RECORDS FOR THE TASK start
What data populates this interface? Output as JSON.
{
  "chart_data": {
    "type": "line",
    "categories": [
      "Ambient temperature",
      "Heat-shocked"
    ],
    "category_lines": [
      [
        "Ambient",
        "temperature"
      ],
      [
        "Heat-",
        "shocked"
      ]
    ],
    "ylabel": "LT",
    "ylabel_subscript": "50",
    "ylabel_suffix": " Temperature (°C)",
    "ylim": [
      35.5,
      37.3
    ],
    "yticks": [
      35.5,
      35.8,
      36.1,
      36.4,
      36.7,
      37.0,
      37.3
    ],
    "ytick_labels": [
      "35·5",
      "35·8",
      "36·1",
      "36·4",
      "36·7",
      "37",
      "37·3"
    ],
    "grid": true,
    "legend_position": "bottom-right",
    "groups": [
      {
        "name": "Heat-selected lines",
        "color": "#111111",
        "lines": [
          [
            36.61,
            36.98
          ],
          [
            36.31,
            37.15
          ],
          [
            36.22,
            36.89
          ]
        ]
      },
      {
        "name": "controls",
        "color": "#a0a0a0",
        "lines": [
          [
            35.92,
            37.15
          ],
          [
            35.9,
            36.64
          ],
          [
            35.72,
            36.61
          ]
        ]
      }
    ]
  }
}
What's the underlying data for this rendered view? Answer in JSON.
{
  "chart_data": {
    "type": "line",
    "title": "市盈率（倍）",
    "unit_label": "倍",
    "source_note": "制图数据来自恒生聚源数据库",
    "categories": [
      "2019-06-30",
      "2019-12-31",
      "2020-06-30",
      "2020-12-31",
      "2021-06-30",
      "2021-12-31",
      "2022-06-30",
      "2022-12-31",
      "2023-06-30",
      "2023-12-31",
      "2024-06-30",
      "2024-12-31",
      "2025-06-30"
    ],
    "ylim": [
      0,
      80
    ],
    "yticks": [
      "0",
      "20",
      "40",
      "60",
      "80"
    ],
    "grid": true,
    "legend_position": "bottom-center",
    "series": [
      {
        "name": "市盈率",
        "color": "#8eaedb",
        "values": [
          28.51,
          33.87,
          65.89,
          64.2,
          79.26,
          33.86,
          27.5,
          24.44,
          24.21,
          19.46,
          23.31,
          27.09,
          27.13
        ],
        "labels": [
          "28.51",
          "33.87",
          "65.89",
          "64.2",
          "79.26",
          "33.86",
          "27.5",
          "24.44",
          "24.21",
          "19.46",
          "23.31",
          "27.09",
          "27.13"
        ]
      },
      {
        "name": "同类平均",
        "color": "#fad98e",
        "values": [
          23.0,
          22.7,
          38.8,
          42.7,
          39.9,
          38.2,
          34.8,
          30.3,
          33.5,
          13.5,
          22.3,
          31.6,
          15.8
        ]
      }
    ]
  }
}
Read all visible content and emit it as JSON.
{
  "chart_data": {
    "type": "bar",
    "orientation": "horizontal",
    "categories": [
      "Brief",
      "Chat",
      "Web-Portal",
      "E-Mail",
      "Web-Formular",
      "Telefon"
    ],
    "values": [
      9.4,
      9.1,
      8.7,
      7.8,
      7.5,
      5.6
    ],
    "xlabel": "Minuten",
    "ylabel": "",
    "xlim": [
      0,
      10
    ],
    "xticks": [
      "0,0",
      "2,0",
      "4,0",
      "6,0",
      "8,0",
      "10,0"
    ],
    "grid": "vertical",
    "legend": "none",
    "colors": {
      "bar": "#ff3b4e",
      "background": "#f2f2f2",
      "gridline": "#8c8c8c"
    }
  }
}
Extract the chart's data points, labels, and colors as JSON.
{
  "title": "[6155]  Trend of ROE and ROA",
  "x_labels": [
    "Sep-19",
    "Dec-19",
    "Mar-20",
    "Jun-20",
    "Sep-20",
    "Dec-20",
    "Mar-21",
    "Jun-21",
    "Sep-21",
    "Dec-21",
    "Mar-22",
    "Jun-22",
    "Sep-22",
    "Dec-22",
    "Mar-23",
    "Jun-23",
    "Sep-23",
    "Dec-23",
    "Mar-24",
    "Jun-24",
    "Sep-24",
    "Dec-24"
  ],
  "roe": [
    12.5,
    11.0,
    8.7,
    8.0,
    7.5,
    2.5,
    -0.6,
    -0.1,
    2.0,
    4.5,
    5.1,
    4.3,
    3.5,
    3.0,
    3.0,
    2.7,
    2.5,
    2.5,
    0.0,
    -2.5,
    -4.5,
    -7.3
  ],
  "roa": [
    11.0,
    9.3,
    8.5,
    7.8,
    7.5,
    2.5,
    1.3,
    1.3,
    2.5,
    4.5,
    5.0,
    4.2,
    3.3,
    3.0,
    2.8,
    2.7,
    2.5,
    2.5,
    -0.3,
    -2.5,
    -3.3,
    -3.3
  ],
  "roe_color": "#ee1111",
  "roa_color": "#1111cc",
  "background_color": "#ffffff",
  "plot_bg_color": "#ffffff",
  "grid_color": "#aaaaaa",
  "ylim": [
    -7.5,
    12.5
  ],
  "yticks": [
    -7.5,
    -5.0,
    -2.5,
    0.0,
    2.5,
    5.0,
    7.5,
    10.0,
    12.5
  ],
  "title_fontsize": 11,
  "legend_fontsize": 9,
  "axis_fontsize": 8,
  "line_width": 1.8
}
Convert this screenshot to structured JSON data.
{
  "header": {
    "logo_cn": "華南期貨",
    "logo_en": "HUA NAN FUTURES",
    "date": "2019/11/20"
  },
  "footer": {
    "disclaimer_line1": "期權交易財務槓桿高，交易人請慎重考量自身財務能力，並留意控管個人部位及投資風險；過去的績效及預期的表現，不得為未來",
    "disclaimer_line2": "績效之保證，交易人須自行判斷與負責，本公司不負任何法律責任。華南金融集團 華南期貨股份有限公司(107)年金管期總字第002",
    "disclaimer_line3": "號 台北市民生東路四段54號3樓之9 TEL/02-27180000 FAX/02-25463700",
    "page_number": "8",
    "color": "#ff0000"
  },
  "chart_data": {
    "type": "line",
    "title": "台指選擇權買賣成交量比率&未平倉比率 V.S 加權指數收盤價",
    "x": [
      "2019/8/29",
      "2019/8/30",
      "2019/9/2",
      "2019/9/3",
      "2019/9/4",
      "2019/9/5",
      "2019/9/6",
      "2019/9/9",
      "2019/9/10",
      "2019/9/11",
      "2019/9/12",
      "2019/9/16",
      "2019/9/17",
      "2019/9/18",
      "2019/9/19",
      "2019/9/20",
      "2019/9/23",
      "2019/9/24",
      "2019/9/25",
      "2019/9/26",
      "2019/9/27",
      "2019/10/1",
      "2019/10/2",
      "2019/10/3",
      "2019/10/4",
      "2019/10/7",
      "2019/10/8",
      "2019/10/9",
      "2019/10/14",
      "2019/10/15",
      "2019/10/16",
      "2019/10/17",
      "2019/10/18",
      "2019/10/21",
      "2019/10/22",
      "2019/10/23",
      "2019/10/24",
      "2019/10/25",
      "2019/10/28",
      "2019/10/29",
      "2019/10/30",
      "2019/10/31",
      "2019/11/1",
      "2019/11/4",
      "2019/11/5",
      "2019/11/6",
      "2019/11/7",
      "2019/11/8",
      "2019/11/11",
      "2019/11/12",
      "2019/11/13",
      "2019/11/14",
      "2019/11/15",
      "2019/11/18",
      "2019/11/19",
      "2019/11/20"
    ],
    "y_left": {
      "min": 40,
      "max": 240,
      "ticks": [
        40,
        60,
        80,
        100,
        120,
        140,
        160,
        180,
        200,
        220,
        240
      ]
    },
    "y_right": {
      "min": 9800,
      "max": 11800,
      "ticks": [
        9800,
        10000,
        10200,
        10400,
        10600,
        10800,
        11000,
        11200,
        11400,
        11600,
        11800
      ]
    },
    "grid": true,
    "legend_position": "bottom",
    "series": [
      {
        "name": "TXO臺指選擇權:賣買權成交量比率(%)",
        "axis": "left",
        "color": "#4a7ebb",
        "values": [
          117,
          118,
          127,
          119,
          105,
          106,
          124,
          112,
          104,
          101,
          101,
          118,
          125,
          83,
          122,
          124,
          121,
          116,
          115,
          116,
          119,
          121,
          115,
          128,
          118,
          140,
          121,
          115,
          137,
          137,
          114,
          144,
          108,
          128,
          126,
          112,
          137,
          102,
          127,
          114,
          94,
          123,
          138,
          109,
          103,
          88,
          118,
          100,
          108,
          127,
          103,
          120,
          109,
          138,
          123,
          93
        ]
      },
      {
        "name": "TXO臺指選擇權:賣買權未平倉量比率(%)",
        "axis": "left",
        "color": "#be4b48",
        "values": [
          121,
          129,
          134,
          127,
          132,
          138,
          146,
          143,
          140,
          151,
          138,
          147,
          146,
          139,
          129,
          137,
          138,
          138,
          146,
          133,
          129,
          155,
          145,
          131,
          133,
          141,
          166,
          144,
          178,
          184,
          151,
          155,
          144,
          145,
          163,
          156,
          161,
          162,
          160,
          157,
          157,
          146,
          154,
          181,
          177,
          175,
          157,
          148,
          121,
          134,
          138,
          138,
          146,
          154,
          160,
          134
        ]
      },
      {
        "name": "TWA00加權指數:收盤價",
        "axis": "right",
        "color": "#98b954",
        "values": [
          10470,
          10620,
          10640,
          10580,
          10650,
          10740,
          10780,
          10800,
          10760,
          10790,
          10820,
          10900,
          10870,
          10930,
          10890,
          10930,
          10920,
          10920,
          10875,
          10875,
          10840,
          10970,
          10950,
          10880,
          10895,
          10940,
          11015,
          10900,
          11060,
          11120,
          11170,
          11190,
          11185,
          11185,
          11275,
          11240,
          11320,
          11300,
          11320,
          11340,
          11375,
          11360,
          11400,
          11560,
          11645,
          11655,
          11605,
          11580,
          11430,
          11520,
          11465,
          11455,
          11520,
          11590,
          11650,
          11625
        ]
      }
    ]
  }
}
RECORDS FOR THE TASK end
Go through the entries above and copy every line containing "What".

ANSWER FOR THE TASK:
What data populates this interface? Output as JSON.
What's the underlying data for this rendered view? Answer in JSON.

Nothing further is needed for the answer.